* [Directions]:
Copy out the data below without any changes, from the line with "Where is each" to the line with "candle-body [34, 273, 40, 289]", including both of those lines.
··· Records for this task
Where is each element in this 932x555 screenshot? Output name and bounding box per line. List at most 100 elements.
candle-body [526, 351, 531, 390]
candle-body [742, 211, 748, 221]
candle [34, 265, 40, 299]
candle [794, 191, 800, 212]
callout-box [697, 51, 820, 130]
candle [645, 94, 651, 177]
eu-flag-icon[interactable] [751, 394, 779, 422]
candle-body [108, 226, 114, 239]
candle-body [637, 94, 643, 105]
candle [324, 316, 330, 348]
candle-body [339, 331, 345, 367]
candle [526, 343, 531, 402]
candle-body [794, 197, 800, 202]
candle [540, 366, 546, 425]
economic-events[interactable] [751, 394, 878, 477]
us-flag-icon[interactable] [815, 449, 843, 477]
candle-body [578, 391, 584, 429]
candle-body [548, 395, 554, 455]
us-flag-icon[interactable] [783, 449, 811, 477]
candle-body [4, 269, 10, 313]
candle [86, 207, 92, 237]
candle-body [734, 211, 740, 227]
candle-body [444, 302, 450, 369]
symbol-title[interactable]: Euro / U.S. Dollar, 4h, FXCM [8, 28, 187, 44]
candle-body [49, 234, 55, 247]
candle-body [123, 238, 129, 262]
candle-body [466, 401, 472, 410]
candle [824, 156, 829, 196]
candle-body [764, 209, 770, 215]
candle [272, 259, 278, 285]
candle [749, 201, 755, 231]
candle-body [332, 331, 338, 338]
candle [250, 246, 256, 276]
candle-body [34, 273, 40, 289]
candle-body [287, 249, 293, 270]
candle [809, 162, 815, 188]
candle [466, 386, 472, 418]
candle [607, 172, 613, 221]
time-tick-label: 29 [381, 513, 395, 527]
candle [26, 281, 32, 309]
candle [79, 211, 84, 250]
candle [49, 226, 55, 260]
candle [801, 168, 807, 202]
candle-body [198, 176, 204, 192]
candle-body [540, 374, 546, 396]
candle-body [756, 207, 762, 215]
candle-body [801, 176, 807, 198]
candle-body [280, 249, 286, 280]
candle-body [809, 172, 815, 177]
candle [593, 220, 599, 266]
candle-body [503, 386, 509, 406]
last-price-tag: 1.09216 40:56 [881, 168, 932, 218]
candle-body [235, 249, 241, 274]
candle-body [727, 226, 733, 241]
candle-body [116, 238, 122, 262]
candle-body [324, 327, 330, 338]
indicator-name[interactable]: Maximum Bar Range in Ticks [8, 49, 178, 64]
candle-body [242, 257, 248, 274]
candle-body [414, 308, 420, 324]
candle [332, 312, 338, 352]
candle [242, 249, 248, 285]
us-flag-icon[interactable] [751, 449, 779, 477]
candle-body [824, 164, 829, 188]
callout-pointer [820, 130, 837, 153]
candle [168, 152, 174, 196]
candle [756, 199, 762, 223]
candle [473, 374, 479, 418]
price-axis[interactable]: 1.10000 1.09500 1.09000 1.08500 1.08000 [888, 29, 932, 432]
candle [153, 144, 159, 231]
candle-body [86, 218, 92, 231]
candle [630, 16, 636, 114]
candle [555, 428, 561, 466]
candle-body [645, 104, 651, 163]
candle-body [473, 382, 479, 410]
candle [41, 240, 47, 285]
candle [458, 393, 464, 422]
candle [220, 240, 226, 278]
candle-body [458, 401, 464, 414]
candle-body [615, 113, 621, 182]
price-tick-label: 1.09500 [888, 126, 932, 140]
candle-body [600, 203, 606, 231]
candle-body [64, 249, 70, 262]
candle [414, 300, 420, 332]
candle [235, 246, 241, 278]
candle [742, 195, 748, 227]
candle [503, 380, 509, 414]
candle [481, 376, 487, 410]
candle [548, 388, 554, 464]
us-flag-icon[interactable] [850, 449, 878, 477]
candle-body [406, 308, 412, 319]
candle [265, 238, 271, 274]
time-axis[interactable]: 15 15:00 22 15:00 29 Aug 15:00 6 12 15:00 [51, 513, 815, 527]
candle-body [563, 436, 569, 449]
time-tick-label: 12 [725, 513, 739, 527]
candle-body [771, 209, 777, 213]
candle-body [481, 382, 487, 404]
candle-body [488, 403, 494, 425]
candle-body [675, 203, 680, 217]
······
··· Records for this task
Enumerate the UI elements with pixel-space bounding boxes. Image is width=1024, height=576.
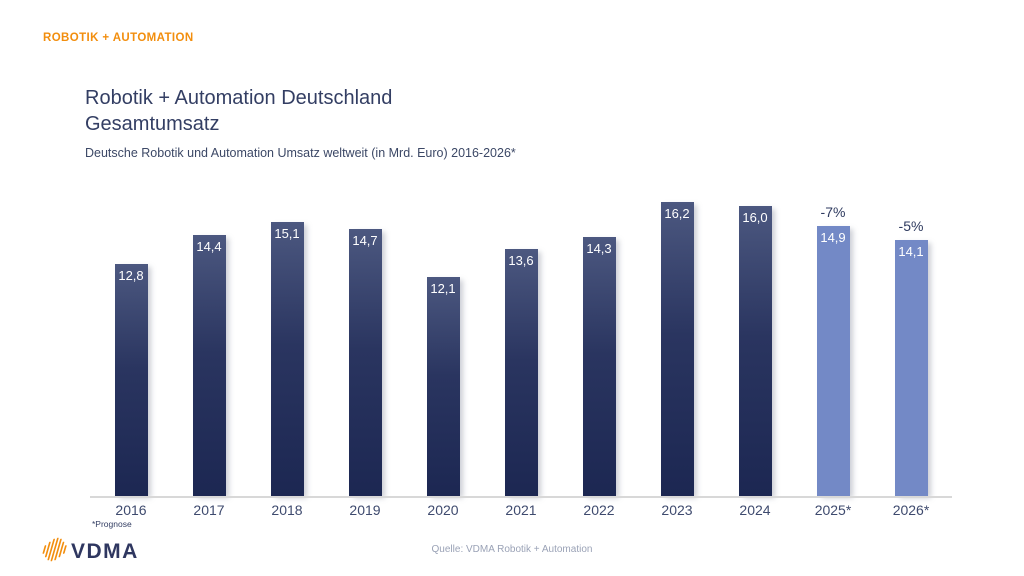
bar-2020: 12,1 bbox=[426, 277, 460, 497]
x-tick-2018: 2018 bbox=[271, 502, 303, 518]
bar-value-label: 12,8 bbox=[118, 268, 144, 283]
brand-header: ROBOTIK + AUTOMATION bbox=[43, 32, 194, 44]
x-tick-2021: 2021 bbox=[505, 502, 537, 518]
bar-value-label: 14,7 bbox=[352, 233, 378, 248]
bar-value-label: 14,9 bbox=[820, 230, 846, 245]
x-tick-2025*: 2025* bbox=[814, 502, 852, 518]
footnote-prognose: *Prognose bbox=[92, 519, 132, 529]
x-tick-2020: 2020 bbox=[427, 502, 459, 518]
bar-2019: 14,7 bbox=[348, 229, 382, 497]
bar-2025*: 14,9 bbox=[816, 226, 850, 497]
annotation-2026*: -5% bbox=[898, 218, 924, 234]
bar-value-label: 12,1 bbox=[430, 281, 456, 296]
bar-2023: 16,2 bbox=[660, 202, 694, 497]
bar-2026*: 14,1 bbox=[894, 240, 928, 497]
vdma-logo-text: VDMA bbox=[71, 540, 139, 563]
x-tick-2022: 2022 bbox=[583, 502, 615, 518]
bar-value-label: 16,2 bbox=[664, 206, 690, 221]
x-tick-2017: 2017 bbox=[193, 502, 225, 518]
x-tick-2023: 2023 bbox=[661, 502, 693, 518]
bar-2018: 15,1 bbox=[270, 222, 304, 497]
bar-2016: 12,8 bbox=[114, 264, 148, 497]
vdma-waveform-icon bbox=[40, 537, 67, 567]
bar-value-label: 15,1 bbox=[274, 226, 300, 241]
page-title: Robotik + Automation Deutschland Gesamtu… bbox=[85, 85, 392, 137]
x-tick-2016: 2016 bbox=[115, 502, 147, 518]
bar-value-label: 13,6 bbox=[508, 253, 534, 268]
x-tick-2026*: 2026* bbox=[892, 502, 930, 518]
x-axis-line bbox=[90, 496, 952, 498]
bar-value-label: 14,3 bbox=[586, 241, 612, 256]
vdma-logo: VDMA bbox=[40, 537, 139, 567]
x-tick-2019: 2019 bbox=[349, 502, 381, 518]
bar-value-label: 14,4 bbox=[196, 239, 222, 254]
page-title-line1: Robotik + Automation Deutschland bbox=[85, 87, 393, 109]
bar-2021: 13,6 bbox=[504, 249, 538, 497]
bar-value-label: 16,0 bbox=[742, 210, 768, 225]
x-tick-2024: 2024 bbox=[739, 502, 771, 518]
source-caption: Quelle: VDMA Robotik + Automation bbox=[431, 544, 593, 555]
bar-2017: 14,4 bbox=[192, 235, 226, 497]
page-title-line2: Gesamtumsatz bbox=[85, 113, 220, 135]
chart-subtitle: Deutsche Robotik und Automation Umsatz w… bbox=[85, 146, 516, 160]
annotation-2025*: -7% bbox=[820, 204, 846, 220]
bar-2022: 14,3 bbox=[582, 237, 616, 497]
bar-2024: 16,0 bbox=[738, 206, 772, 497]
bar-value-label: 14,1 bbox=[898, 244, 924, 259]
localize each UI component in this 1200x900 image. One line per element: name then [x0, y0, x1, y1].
······
* [The answer]:
Where is each element in this 932x555 screenshot? Output name and bounding box per line. List at most 100 elements.
candle-body [526, 351, 531, 390]
candle-body [742, 211, 748, 221]
candle [34, 265, 40, 299]
candle [794, 191, 800, 212]
callout-box [697, 51, 820, 130]
candle [645, 94, 651, 177]
eu-flag-icon[interactable] [751, 394, 779, 422]
candle-body [108, 226, 114, 239]
candle-body [637, 94, 643, 105]
candle [324, 316, 330, 348]
candle-body [339, 331, 345, 367]
candle [526, 343, 531, 402]
candle-body [794, 197, 800, 202]
candle [540, 366, 546, 425]
economic-events[interactable] [751, 394, 878, 477]
us-flag-icon[interactable] [815, 449, 843, 477]
candle-body [578, 391, 584, 429]
candle-body [548, 395, 554, 455]
us-flag-icon[interactable] [783, 449, 811, 477]
candle-body [4, 269, 10, 313]
candle [86, 207, 92, 237]
candle-body [734, 211, 740, 227]
candle-body [444, 302, 450, 369]
symbol-title[interactable]: Euro / U.S. Dollar, 4h, FXCM [8, 28, 187, 44]
candle-body [49, 234, 55, 247]
candle-body [123, 238, 129, 262]
candle-body [466, 401, 472, 410]
candle [824, 156, 829, 196]
candle-body [764, 209, 770, 215]
candle [272, 259, 278, 285]
candle [749, 201, 755, 231]
candle-body [332, 331, 338, 338]
candle [250, 246, 256, 276]
candle-body [34, 273, 40, 289]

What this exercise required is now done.